Required work
Wherever "core" appears in a line, list that line.
——————————
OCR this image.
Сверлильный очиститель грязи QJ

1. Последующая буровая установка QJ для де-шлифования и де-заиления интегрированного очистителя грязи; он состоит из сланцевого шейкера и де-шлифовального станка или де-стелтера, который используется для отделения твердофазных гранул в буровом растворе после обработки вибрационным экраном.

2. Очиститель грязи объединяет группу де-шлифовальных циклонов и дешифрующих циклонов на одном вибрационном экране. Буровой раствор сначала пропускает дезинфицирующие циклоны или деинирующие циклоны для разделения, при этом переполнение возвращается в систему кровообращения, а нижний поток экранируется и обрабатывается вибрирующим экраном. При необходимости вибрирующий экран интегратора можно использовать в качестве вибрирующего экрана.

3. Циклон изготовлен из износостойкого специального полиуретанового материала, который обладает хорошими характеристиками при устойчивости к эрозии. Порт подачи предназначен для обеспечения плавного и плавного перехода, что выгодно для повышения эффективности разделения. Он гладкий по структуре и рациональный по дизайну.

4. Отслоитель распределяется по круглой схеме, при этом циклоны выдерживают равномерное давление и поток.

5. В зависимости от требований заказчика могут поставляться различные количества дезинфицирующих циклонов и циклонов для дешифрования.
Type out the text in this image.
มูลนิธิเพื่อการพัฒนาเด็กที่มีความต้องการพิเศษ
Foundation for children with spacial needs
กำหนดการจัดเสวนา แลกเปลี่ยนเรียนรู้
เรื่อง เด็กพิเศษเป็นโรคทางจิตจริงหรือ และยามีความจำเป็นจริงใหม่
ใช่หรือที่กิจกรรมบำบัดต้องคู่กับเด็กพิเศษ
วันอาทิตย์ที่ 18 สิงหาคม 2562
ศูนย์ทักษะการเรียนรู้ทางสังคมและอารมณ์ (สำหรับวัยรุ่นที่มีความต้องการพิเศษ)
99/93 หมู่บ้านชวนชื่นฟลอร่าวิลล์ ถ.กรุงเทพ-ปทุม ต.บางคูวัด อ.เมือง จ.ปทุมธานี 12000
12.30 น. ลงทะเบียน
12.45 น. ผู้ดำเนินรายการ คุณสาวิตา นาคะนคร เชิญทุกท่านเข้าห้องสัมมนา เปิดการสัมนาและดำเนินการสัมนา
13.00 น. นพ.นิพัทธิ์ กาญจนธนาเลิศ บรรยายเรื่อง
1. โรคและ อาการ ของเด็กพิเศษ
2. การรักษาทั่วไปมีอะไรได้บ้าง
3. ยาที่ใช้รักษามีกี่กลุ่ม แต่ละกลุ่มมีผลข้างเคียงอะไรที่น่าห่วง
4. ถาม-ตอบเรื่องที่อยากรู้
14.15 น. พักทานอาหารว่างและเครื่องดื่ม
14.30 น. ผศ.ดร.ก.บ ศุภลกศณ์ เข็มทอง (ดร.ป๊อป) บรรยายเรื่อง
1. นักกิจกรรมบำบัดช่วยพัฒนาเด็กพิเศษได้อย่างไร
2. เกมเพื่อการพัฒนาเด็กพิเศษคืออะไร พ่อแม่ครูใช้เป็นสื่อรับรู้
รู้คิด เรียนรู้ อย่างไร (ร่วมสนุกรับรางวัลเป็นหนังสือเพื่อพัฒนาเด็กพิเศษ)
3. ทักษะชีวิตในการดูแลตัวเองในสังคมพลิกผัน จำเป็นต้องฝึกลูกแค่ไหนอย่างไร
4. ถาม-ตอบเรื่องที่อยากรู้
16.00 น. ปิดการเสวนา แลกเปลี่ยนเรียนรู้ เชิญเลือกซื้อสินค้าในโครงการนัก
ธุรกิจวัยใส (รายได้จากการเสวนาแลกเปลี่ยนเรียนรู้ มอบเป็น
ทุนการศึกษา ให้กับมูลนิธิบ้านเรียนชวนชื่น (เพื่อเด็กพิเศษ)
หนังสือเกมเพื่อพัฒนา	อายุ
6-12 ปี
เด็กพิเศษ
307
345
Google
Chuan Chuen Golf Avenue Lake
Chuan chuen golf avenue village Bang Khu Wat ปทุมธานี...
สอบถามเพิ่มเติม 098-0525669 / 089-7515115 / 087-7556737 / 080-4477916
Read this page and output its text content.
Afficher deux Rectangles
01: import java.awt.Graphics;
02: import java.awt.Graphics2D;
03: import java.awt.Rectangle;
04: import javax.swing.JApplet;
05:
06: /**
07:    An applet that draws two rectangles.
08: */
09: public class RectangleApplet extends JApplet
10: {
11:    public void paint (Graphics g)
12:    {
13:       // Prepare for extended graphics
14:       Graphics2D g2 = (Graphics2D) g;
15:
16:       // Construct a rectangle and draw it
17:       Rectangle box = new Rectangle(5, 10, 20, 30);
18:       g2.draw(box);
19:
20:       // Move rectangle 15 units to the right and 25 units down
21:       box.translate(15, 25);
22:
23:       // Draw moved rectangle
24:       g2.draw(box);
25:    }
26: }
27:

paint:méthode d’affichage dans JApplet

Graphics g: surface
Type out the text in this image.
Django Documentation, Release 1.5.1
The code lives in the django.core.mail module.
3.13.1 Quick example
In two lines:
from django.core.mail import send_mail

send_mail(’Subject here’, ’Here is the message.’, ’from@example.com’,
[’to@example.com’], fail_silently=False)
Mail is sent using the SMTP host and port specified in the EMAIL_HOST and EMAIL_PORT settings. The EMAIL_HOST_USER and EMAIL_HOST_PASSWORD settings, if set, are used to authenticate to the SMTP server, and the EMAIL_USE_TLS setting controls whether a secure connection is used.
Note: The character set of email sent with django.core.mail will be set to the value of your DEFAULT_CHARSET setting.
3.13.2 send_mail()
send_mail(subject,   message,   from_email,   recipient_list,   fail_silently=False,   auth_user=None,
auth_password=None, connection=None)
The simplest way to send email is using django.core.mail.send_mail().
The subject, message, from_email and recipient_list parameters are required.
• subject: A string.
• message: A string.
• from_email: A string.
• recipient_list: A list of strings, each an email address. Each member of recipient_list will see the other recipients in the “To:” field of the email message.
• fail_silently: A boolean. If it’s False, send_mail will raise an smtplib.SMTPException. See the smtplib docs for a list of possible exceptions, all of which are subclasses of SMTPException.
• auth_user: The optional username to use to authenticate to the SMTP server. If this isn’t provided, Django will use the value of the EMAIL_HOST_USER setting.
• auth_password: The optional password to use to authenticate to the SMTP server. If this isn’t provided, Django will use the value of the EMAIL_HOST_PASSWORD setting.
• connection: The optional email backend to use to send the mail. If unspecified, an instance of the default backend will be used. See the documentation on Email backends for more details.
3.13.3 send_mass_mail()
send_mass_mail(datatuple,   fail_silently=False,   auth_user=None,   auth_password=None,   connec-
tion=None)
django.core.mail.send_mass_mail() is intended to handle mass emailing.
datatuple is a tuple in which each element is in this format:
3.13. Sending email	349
——————————
Solution to the problem
The code lives in the django.core.mail module.
from django.core.mail import send_mail
Note: The character set of email sent with django.core.mail will be set to the value of your DEFAULT_CHARSET setting.
The simplest way to send email is using django.core.mail.send_mail().
django.core.mail.send_mass_mail() is intended to handle mass emailing.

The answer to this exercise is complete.